Goal:
Reproduce the following records line for line, with no changes to any character.

Records to process:
------------------------
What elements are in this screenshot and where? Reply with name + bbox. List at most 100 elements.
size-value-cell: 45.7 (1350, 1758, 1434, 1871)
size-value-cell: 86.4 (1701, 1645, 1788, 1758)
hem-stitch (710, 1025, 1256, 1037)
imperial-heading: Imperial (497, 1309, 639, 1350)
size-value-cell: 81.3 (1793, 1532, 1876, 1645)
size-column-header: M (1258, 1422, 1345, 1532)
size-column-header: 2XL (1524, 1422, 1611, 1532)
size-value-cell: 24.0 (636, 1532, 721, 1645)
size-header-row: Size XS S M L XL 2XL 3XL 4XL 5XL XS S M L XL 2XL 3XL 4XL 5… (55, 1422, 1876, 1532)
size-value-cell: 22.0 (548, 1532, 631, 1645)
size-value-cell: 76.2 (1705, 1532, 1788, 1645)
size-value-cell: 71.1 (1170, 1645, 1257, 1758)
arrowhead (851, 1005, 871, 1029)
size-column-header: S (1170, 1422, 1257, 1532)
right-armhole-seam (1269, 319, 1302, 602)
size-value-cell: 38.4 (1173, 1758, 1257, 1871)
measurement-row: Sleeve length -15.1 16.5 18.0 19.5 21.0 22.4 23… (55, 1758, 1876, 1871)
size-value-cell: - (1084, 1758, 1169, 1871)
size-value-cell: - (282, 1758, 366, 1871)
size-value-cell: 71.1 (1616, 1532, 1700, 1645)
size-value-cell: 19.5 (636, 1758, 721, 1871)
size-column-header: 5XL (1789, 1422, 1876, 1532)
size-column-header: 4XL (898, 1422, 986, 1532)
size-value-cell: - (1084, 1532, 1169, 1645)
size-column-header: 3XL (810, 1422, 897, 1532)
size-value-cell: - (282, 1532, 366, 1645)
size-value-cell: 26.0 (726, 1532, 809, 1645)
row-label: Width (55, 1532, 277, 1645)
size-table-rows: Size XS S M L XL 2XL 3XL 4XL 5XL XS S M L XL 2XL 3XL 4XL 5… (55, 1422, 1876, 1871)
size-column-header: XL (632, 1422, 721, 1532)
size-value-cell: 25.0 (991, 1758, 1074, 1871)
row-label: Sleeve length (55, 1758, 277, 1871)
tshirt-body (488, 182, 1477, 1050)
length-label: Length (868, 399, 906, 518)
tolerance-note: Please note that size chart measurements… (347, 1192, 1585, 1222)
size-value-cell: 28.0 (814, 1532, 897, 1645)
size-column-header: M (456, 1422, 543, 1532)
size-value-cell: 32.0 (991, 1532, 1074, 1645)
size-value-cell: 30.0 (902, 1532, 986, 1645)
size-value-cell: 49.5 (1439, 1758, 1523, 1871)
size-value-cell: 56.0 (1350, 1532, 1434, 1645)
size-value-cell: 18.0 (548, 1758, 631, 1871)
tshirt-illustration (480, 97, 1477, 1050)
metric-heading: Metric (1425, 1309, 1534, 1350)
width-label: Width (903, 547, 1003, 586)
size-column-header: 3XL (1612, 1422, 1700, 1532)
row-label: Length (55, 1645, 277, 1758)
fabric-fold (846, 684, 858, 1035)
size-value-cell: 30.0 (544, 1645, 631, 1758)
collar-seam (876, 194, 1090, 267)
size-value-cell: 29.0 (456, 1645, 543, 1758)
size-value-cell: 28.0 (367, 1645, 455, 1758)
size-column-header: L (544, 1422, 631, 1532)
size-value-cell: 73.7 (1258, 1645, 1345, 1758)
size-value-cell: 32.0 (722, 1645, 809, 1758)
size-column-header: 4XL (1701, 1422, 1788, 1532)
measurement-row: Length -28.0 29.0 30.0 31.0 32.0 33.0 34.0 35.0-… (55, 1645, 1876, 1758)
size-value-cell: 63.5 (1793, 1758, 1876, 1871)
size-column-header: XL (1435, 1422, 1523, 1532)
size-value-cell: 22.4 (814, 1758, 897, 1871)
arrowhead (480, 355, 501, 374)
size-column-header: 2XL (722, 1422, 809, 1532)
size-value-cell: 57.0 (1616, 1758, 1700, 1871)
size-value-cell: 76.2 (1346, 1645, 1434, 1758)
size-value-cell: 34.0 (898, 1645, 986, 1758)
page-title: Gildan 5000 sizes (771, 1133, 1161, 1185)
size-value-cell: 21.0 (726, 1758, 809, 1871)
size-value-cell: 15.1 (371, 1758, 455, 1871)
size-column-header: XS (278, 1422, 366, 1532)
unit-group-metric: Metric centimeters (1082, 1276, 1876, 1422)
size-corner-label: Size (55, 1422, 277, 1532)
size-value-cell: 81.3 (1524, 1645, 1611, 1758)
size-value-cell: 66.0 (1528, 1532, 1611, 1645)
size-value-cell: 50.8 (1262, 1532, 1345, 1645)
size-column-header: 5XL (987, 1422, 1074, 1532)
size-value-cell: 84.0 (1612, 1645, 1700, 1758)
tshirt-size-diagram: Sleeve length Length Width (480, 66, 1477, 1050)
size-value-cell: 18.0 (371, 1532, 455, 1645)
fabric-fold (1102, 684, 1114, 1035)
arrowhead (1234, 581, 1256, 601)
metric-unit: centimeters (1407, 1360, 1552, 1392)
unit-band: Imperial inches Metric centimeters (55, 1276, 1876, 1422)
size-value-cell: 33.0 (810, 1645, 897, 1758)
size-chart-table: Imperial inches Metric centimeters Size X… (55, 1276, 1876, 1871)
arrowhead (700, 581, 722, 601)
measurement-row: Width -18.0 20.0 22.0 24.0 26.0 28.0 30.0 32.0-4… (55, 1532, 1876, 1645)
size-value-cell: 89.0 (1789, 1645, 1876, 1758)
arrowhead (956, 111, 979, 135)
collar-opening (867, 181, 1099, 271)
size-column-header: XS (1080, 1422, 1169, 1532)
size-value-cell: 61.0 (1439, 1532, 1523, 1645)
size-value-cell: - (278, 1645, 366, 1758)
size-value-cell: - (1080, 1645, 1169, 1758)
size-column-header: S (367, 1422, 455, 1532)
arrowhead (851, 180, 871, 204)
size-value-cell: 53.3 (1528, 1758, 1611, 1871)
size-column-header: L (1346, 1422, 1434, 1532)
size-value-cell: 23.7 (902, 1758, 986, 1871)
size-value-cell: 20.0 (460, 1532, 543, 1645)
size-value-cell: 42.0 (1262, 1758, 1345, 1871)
------------------------
Output of the task:
What elements are in this screenshot and where? Reply with name + bbox. List at most 100 elements.
size-value-cell: 45.7 (1350, 1758, 1434, 1871)
size-value-cell: 86.4 (1701, 1645, 1788, 1758)
hem-stitch (710, 1025, 1256, 1037)
imperial-heading: Imperial (497, 1309, 639, 1350)
size-value-cell: 81.3 (1793, 1532, 1876, 1645)
size-column-header: M (1258, 1422, 1345, 1532)
size-column-header: 2XL (1524, 1422, 1611, 1532)
size-value-cell: 24.0 (636, 1532, 721, 1645)
size-header-row: Size XS S M L XL 2XL 3XL 4XL 5XL XS S M L XL 2XL 3XL 4XL 5… (55, 1422, 1876, 1532)
size-value-cell: 22.0 (548, 1532, 631, 1645)
size-value-cell: 76.2 (1705, 1532, 1788, 1645)
size-value-cell: 71.1 (1170, 1645, 1257, 1758)
arrowhead (851, 1005, 871, 1029)
size-column-header: S (1170, 1422, 1257, 1532)
right-armhole-seam (1269, 319, 1302, 602)
size-value-cell: 38.4 (1173, 1758, 1257, 1871)
measurement-row: Sleeve length -15.1 16.5 18.0 19.5 21.0 22.4 23… (55, 1758, 1876, 1871)
size-value-cell: - (1084, 1758, 1169, 1871)
size-value-cell: - (282, 1758, 366, 1871)
size-value-cell: 71.1 (1616, 1532, 1700, 1645)
size-value-cell: 19.5 (636, 1758, 721, 1871)
size-column-header: 5XL (1789, 1422, 1876, 1532)
size-column-header: 4XL (898, 1422, 986, 1532)
size-value-cell: - (1084, 1532, 1169, 1645)
size-column-header: 3XL (810, 1422, 897, 1532)
size-value-cell: - (282, 1532, 366, 1645)
size-value-cell: 26.0 (726, 1532, 809, 1645)
row-label: Width (55, 1532, 277, 1645)
size-table-rows: Size XS S M L XL 2XL 3XL 4XL 5XL XS S M L XL 2XL 3XL 4XL 5… (55, 1422, 1876, 1871)
size-column-header: XL (632, 1422, 721, 1532)
size-value-cell: 25.0 (991, 1758, 1074, 1871)
row-label: Sleeve length (55, 1758, 277, 1871)
tshirt-body (488, 182, 1477, 1050)
length-label: Length (868, 399, 906, 518)
tolerance-note: Please note that size chart measurements… (347, 1192, 1585, 1222)
size-value-cell: 28.0 (814, 1532, 897, 1645)
size-column-header: M (456, 1422, 543, 1532)
size-value-cell: 32.0 (991, 1532, 1074, 1645)
size-value-cell: 30.0 (902, 1532, 986, 1645)
size-value-cell: 49.5 (1439, 1758, 1523, 1871)
size-value-cell: 56.0 (1350, 1532, 1434, 1645)
size-value-cell: 18.0 (548, 1758, 631, 1871)
tshirt-illustration (480, 97, 1477, 1050)
metric-heading: Metric (1425, 1309, 1534, 1350)
width-label: Width (903, 547, 1003, 586)
size-column-header: 3XL (1612, 1422, 1700, 1532)
row-label: Length (55, 1645, 277, 1758)
fabric-fold (846, 684, 858, 1035)
size-value-cell: 30.0 (544, 1645, 631, 1758)
collar-seam (876, 194, 1090, 267)
size-value-cell: 29.0 (456, 1645, 543, 1758)
size-value-cell: 28.0 (367, 1645, 455, 1758)
size-column-header: L (544, 1422, 631, 1532)
size-value-cell: 73.7 (1258, 1645, 1345, 1758)
size-value-cell: 32.0 (722, 1645, 809, 1758)
size-column-header: 4XL (1701, 1422, 1788, 1532)
measurement-row: Length -28.0 29.0 30.0 31.0 32.0 33.0 34.0 35.0-… (55, 1645, 1876, 1758)
size-value-cell: 63.5 (1793, 1758, 1876, 1871)
size-column-header: XL (1435, 1422, 1523, 1532)
size-value-cell: 22.4 (814, 1758, 897, 1871)
arrowhead (480, 355, 501, 374)
size-column-header: 2XL (722, 1422, 809, 1532)
size-value-cell: 57.0 (1616, 1758, 1700, 1871)
size-value-cell: 76.2 (1346, 1645, 1434, 1758)
size-value-cell: 34.0 (898, 1645, 986, 1758)
page-title: Gildan 5000 sizes (771, 1133, 1161, 1185)
size-value-cell: 21.0 (726, 1758, 809, 1871)
size-value-cell: 15.1 (371, 1758, 455, 1871)
size-column-header: XS (278, 1422, 366, 1532)
unit-group-metric: Metric centimeters (1082, 1276, 1876, 1422)
size-corner-label: Size (55, 1422, 277, 1532)
size-value-cell: 81.3 (1524, 1645, 1611, 1758)
size-value-cell: 66.0 (1528, 1532, 1611, 1645)
size-value-cell: 50.8 (1262, 1532, 1345, 1645)
size-column-header: 5XL (987, 1422, 1074, 1532)
size-value-cell: 84.0 (1612, 1645, 1700, 1758)
tshirt-size-diagram: Sleeve length Length Width (480, 66, 1477, 1050)
size-value-cell: 18.0 (371, 1532, 455, 1645)
fabric-fold (1102, 684, 1114, 1035)
arrowhead (1234, 581, 1256, 601)
metric-unit: centimeters (1407, 1360, 1552, 1392)
unit-band: Imperial inches Metric centimeters (55, 1276, 1876, 1422)
size-value-cell: 33.0 (810, 1645, 897, 1758)
size-chart-table: Imperial inches Metric centimeters Size X… (55, 1276, 1876, 1871)
arrowhead (700, 581, 722, 601)
measurement-row: Width -18.0 20.0 22.0 24.0 26.0 28.0 30.0 32.0-4… (55, 1532, 1876, 1645)
size-value-cell: 89.0 (1789, 1645, 1876, 1758)
arrowhead (956, 111, 979, 135)
collar-opening (867, 181, 1099, 271)
size-column-header: XS (1080, 1422, 1169, 1532)
size-value-cell: 61.0 (1439, 1532, 1523, 1645)
size-value-cell: - (278, 1645, 366, 1758)
size-value-cell: - (1080, 1645, 1169, 1758)
size-column-header: S (367, 1422, 455, 1532)
arrowhead (851, 180, 871, 204)
size-value-cell: 53.3 (1528, 1758, 1611, 1871)
size-column-header: L (1346, 1422, 1434, 1532)
size-value-cell: 23.7 (902, 1758, 986, 1871)
size-value-cell: 20.0 (460, 1532, 543, 1645)
size-value-cell: 42.0 (1262, 1758, 1345, 1871)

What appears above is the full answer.